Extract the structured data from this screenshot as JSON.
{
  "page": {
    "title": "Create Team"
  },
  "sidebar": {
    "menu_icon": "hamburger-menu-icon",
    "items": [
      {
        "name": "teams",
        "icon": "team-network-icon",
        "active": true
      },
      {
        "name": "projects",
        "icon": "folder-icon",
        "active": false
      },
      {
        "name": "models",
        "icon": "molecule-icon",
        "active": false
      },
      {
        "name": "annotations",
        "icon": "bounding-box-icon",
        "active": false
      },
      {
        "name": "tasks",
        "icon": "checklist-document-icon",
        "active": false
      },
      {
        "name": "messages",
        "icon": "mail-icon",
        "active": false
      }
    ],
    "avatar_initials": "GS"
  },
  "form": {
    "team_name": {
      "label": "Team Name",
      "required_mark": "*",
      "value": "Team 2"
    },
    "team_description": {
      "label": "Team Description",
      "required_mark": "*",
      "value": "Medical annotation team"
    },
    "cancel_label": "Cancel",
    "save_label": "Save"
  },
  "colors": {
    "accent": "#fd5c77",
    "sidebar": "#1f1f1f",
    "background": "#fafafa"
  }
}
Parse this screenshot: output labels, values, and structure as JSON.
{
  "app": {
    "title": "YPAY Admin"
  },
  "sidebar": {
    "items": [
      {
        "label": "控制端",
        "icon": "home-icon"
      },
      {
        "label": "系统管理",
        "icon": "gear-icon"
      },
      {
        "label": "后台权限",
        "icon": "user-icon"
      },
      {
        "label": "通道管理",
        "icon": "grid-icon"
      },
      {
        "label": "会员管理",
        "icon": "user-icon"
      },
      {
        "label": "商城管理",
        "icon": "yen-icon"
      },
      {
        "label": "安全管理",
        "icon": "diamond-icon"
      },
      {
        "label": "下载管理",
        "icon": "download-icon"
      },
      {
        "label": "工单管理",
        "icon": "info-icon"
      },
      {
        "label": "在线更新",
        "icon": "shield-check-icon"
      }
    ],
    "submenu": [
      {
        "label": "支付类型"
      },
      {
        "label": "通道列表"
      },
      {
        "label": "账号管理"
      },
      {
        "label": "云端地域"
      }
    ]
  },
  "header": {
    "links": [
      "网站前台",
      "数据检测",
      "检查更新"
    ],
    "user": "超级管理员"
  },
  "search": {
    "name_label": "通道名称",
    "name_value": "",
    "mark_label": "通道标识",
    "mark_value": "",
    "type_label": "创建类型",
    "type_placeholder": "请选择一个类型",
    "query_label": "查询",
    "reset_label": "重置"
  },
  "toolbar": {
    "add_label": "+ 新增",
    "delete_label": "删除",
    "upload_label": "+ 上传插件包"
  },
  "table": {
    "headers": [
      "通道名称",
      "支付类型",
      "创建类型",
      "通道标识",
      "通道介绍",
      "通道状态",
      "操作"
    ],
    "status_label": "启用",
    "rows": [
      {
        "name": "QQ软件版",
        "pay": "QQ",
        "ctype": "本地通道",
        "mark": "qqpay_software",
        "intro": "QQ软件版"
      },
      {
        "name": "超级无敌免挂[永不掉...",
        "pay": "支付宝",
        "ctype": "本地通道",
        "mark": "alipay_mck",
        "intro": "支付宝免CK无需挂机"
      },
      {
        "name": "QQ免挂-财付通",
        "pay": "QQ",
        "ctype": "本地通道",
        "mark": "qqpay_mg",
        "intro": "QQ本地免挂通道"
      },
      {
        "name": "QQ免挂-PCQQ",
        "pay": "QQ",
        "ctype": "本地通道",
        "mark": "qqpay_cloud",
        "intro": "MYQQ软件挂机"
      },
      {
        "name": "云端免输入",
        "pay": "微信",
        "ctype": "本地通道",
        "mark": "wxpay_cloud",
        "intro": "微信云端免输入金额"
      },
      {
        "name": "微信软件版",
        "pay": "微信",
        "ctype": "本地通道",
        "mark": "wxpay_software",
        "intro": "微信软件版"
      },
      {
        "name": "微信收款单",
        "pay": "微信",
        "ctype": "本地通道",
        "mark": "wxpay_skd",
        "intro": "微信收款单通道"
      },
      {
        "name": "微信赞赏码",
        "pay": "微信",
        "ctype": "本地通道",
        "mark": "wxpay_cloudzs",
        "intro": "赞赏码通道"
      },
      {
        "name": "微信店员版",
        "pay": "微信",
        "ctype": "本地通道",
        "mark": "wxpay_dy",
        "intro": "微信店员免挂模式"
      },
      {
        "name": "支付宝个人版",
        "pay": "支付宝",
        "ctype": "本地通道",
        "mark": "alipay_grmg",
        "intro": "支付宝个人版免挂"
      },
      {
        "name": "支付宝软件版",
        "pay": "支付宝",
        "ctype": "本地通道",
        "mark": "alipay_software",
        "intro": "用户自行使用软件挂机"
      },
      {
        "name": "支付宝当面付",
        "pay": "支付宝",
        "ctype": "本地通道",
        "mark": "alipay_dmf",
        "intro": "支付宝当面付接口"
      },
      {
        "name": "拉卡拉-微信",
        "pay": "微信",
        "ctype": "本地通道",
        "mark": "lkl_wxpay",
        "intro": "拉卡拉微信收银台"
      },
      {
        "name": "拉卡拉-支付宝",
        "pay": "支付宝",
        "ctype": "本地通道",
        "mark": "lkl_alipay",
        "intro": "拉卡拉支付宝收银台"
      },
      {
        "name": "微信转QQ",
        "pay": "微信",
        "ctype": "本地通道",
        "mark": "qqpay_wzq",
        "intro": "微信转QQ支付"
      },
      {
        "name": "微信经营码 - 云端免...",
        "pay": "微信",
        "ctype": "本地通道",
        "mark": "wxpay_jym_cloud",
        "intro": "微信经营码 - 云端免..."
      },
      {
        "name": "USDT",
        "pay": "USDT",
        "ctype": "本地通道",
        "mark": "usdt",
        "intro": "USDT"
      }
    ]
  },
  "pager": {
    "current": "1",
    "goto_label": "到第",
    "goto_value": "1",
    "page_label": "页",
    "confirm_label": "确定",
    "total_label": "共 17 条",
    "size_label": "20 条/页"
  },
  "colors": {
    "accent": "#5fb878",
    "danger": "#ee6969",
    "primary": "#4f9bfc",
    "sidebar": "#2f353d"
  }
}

■ **Prompt**
Copy out the data shown above without altering anything.

■ **Full response**
Extract the structured data from this screenshot as JSON.
{
  "page": {
    "title": "Create Team"
  },
  "sidebar": {
    "menu_icon": "hamburger-menu-icon",
    "items": [
      {
        "name": "teams",
        "icon": "team-network-icon",
        "active": true
      },
      {
        "name": "projects",
        "icon": "folder-icon",
        "active": false
      },
      {
        "name": "models",
        "icon": "molecule-icon",
        "active": false
      },
      {
        "name": "annotations",
        "icon": "bounding-box-icon",
        "active": false
      },
      {
        "name": "tasks",
        "icon": "checklist-document-icon",
        "active": false
      },
      {
        "name": "messages",
        "icon": "mail-icon",
        "active": false
      }
    ],
    "avatar_initials": "GS"
  },
  "form": {
    "team_name": {
      "label": "Team Name",
      "required_mark": "*",
      "value": "Team 2"
    },
    "team_description": {
      "label": "Team Description",
      "required_mark": "*",
      "value": "Medical annotation team"
    },
    "cancel_label": "Cancel",
    "save_label": "Save"
  },
  "colors": {
    "accent": "#fd5c77",
    "sidebar": "#1f1f1f",
    "background": "#fafafa"
  }
}
Parse this screenshot: output labels, values, and structure as JSON.
{
  "app": {
    "title": "YPAY Admin"
  },
  "sidebar": {
    "items": [
      {
        "label": "控制端",
        "icon": "home-icon"
      },
      {
        "label": "系统管理",
        "icon": "gear-icon"
      },
      {
        "label": "后台权限",
        "icon": "user-icon"
      },
      {
        "label": "通道管理",
        "icon": "grid-icon"
      },
      {
        "label": "会员管理",
        "icon": "user-icon"
      },
      {
        "label": "商城管理",
        "icon": "yen-icon"
      },
      {
        "label": "安全管理",
        "icon": "diamond-icon"
      },
      {
        "label": "下载管理",
        "icon": "download-icon"
      },
      {
        "label": "工单管理",
        "icon": "info-icon"
      },
      {
        "label": "在线更新",
        "icon": "shield-check-icon"
      }
    ],
    "submenu": [
      {
        "label": "支付类型"
      },
      {
        "label": "通道列表"
      },
      {
        "label": "账号管理"
      },
      {
        "label": "云端地域"
      }
    ]
  },
  "header": {
    "links": [
      "网站前台",
      "数据检测",
      "检查更新"
    ],
    "user": "超级管理员"
  },
  "search": {
    "name_label": "通道名称",
    "name_value": "",
    "mark_label": "通道标识",
    "mark_value": "",
    "type_label": "创建类型",
    "type_placeholder": "请选择一个类型",
    "query_label": "查询",
    "reset_label": "重置"
  },
  "toolbar": {
    "add_label": "+ 新增",
    "delete_label": "删除",
    "upload_label": "+ 上传插件包"
  },
  "table": {
    "headers": [
      "通道名称",
      "支付类型",
      "创建类型",
      "通道标识",
      "通道介绍",
      "通道状态",
      "操作"
    ],
    "status_label": "启用",
    "rows": [
      {
        "name": "QQ软件版",
        "pay": "QQ",
        "ctype": "本地通道",
        "mark": "qqpay_software",
        "intro": "QQ软件版"
      },
      {
        "name": "超级无敌免挂[永不掉...",
        "pay": "支付宝",
        "ctype": "本地通道",
        "mark": "alipay_mck",
        "intro": "支付宝免CK无需挂机"
      },
      {
        "name": "QQ免挂-财付通",
        "pay": "QQ",
        "ctype": "本地通道",
        "mark": "qqpay_mg",
        "intro": "QQ本地免挂通道"
      },
      {
        "name": "QQ免挂-PCQQ",
        "pay": "QQ",
        "ctype": "本地通道",
        "mark": "qqpay_cloud",
        "intro": "MYQQ软件挂机"
      },
      {
        "name": "云端免输入",
        "pay": "微信",
        "ctype": "本地通道",
        "mark": "wxpay_cloud",
        "intro": "微信云端免输入金额"
      },
      {
        "name": "微信软件版",
        "pay": "微信",
        "ctype": "本地通道",
        "mark": "wxpay_software",
        "intro": "微信软件版"
      },
      {
        "name": "微信收款单",
        "pay": "微信",
        "ctype": "本地通道",
        "mark": "wxpay_skd",
        "intro": "微信收款单通道"
      },
      {
        "name": "微信赞赏码",
        "pay": "微信",
        "ctype": "本地通道",
        "mark": "wxpay_cloudzs",
        "intro": "赞赏码通道"
      },
      {
        "name": "微信店员版",
        "pay": "微信",
        "ctype": "本地通道",
        "mark": "wxpay_dy",
        "intro": "微信店员免挂模式"
      },
      {
        "name": "支付宝个人版",
        "pay": "支付宝",
        "ctype": "本地通道",
        "mark": "alipay_grmg",
        "intro": "支付宝个人版免挂"
      },
      {
        "name": "支付宝软件版",
        "pay": "支付宝",
        "ctype": "本地通道",
        "mark": "alipay_software",
        "intro": "用户自行使用软件挂机"
      },
      {
        "name": "支付宝当面付",
        "pay": "支付宝",
        "ctype": "本地通道",
        "mark": "alipay_dmf",
        "intro": "支付宝当面付接口"
      },
      {
        "name": "拉卡拉-微信",
        "pay": "微信",
        "ctype": "本地通道",
        "mark": "lkl_wxpay",
        "intro": "拉卡拉微信收银台"
      },
      {
        "name": "拉卡拉-支付宝",
        "pay": "支付宝",
        "ctype": "本地通道",
        "mark": "lkl_alipay",
        "intro": "拉卡拉支付宝收银台"
      },
      {
        "name": "微信转QQ",
        "pay": "微信",
        "ctype": "本地通道",
        "mark": "qqpay_wzq",
        "intro": "微信转QQ支付"
      },
      {
        "name": "微信经营码 - 云端免...",
        "pay": "微信",
        "ctype": "本地通道",
        "mark": "wxpay_jym_cloud",
        "intro": "微信经营码 - 云端免..."
      },
      {
        "name": "USDT",
        "pay": "USDT",
        "ctype": "本地通道",
        "mark": "usdt",
        "intro": "USDT"
      }
    ]
  },
  "pager": {
    "current": "1",
    "goto_label": "到第",
    "goto_value": "1",
    "page_label": "页",
    "confirm_label": "确定",
    "total_label": "共 17 条",
    "size_label": "20 条/页"
  },
  "colors": {
    "accent": "#5fb878",
    "danger": "#ee6969",
    "primary": "#4f9bfc",
    "sidebar": "#2f353d"
  }
}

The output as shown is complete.